— Begin Task input —
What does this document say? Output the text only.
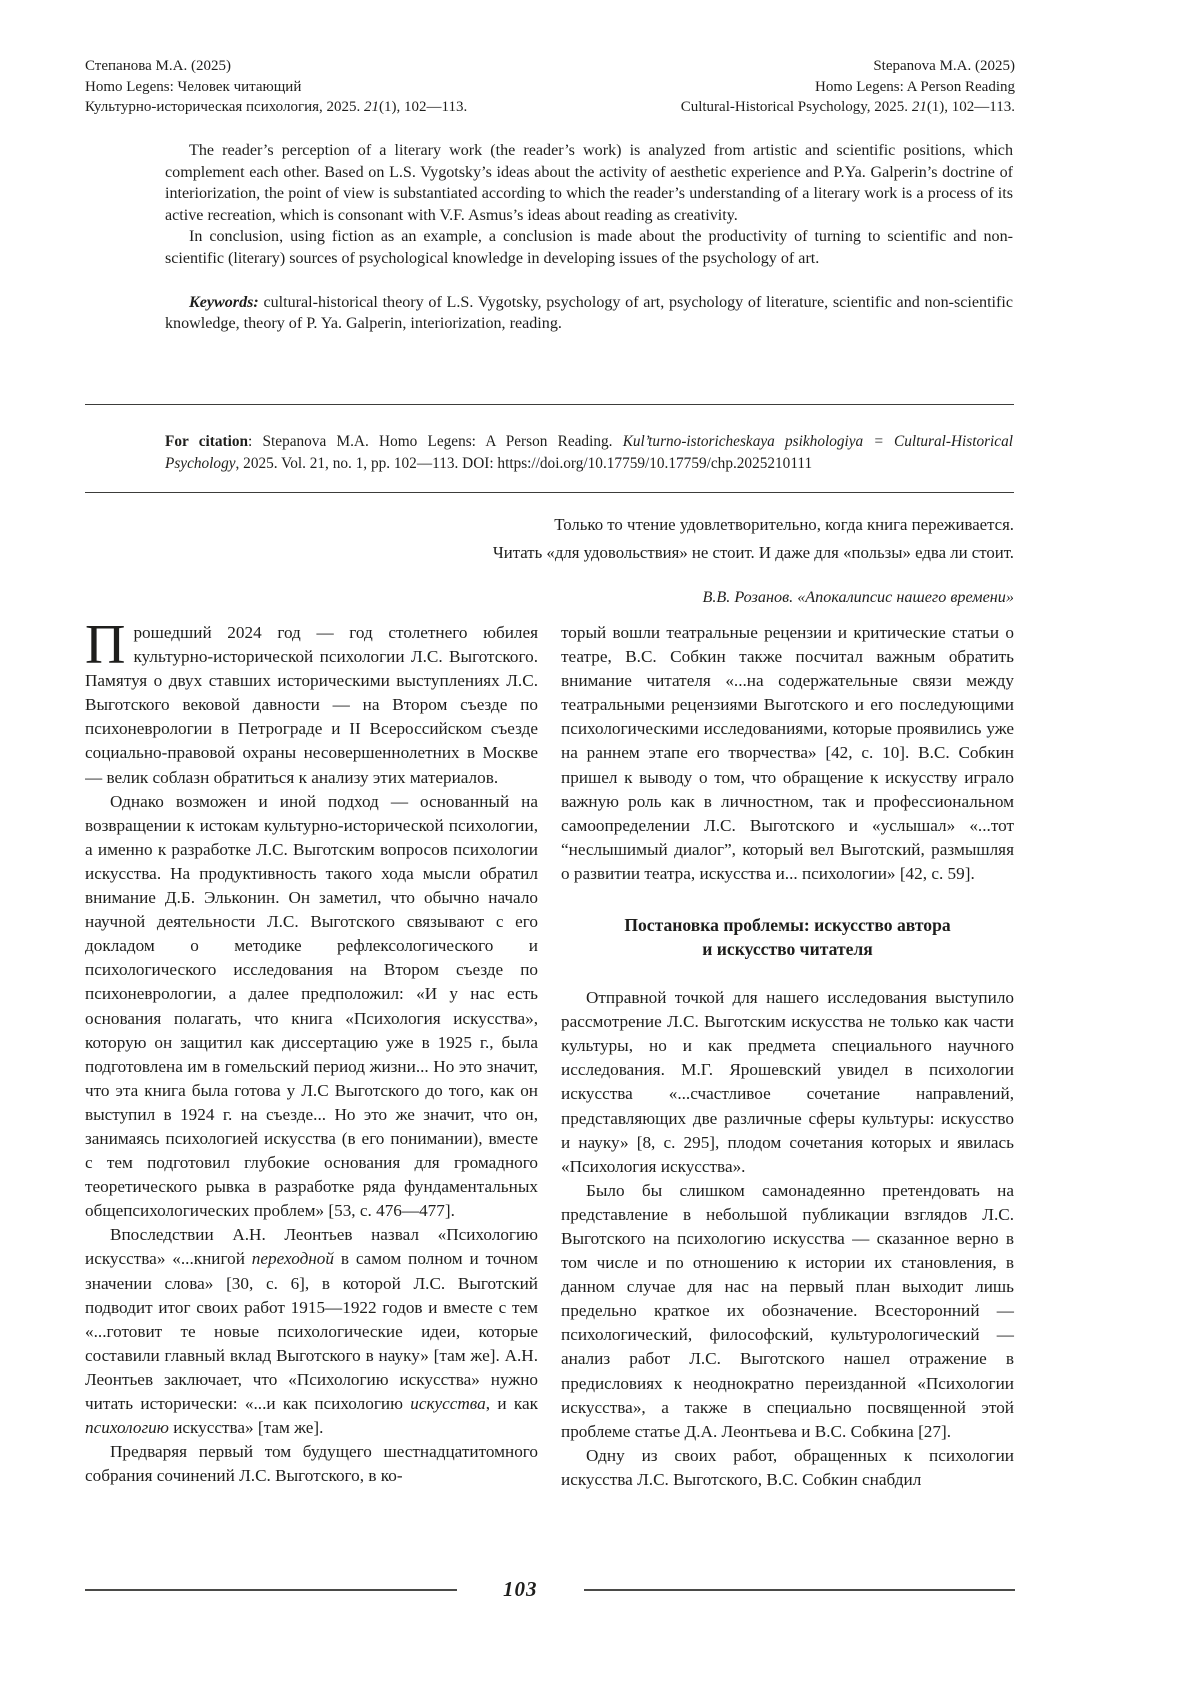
Степанова М.А. (2025)
Homo Legens: Человек читающий
Культурно-историческая психология, 2025. 21(1), 102—113.
Stepanova M.A. (2025)
Homo Legens: A Person Reading
Cultural-Historical Psychology, 2025. 21(1), 102—113.

The reader’s perception of a literary work (the reader’s work) is analyzed from artistic and scientific positions, which complement each other. Based on L.S. Vygotsky’s ideas about the activity of aesthetic experience and P.Ya. Galperin’s doctrine of interiorization, the point of view is substantiated according to which the reader’s understanding of a literary work is a process of its active recreation, which is consonant with V.F. Asmus’s ideas about reading as creativity.

In conclusion, using fiction as an example, a conclusion is made about the productivity of turning to scientific and non-scientific (literary) sources of psychological knowledge in developing issues of the psychology of art.

Keywords: cultural-historical theory of L.S. Vygotsky, psychology of art, psychology of literature, scientific and non-scientific knowledge, theory of P. Ya. Galperin, interiorization, reading.

For citation: Stepanova M.A. Homo Legens: A Person Reading. Kul’turno-istoricheskaya psikhologiya = Cultural-Historical Psychology, 2025. Vol. 21, no. 1, pp. 102—113. DOI: https://doi.org/10.17759/10.17759/chp.2025210111

Только то чтение удовлетворительно, когда книга переживается.

Читать «для удовольствия» не стоит. И даже для «пользы» едва ли стоит.

В.В. Розанов. «Апокалипсис нашего времени»

Прошедший 2024 год — год столетнего юбилея культурно-исторической психологии Л.С. Выготского. Памятуя о двух ставших историческими выступлениях Л.С. Выготского вековой давности — на Втором съезде по психоневрологии в Петрограде и II Всероссийском съезде социально-правовой охраны несовершеннолетних в Москве — велик соблазн обратиться к анализу этих материалов.

Однако возможен и иной подход — основанный на возвращении к истокам культурно-исторической психологии, а именно к разработке Л.С. Выготским вопросов психологии искусства. На продуктивность такого хода мысли обратил внимание Д.Б. Эльконин. Он заметил, что обычно начало научной деятельности Л.С. Выготского связывают с его докладом о методике рефлексологического и психологического исследования на Втором съезде по психоневрологии, а далее предположил: «И у нас есть основания полагать, что книга «Психология искусства», которую он защитил как диссертацию уже в 1925 г., была подготовлена им в гомельский период жизни... Но это значит, что эта книга была готова у Л.С Выготского до того, как он выступил в 1924 г. на съезде... Но это же значит, что он, занимаясь психологией искусства (в его понимании), вместе с тем подготовил глубокие основания для громадного теоретического рывка в разработке ряда фундаментальных общепсихологических проблем» [53, с. 476—477].

Впоследствии А.Н. Леонтьев назвал «Психологию искусства» «...книгой переходной в самом полном и точном значении слова» [30, с. 6], в которой Л.С. Выготский подводит итог своих работ 1915—1922 годов и вместе с тем «...готовит те новые психологические идеи, которые составили главный вклад Выготского в науку» [там же]. А.Н. Леонтьев заключает, что «Психологию искусства» нужно читать исторически: «...и как психологию искусства, и как психологию искусства» [там же].

Предваряя первый том будущего шестнадцатитомного собрания сочинений Л.С. Выготского, в ко-

торый вошли театральные рецензии и критические статьи о театре, В.С. Собкин также посчитал важным обратить внимание читателя «...на содержательные связи между театральными рецензиями Выготского и его последующими психологическими исследованиями, которые проявились уже на раннем этапе его творчества» [42, с. 10]. В.С. Собкин пришел к выводу о том, что обращение к искусству играло важную роль как в личностном, так и профессиональном самоопределении Л.С. Выготского и «услышал» «...тот “неслышимый диалог”, который вел Выготский, размышляя о развитии театра, искусства и... психологии» [42, с. 59].

Постановка проблемы: искусство автора
и искусство читателя

Отправной точкой для нашего исследования выступило рассмотрение Л.С. Выготским искусства не только как части культуры, но и как предмета специального научного исследования. М.Г. Ярошевский увидел в психологии искусства «...счастливое сочетание направлений, представляющих две различные сферы культуры: искусство и науку» [8, с. 295], плодом сочетания которых и явилась «Психология искусства».

Было бы слишком самонадеянно претендовать на представление в небольшой публикации взглядов Л.С. Выготского на психологию искусства — сказанное верно в том числе и по отношению к истории их становления, в данном случае для нас на первый план выходит лишь предельно краткое их обозначение. Всесторонний — психологический, философский, культурологический — анализ работ Л.С. Выготского нашел отражение в предисловиях к неоднократно переизданной «Психологии искусства», а также в специально посвященной этой проблеме статье Д.А. Леонтьева и В.С. Собкина [27].

Одну из своих работ, обращенных к психологии искусства Л.С. Выготского, В.С. Собкин снабдил

103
— End Task input —
# Given request
Filter the entries and copy out every line with the word "Stepanova".

# Expected output
Stepanova M.A. (2025)
For citation: Stepanova M.A. Homo Legens: A Person Reading. Kul’turno-istoricheskaya psikhologiya = Cultural-Historical Psychology, 2025. Vol. 21, no. 1, pp. 102—113. DOI: https://doi.org/10.17759/10.17759/chp.2025210111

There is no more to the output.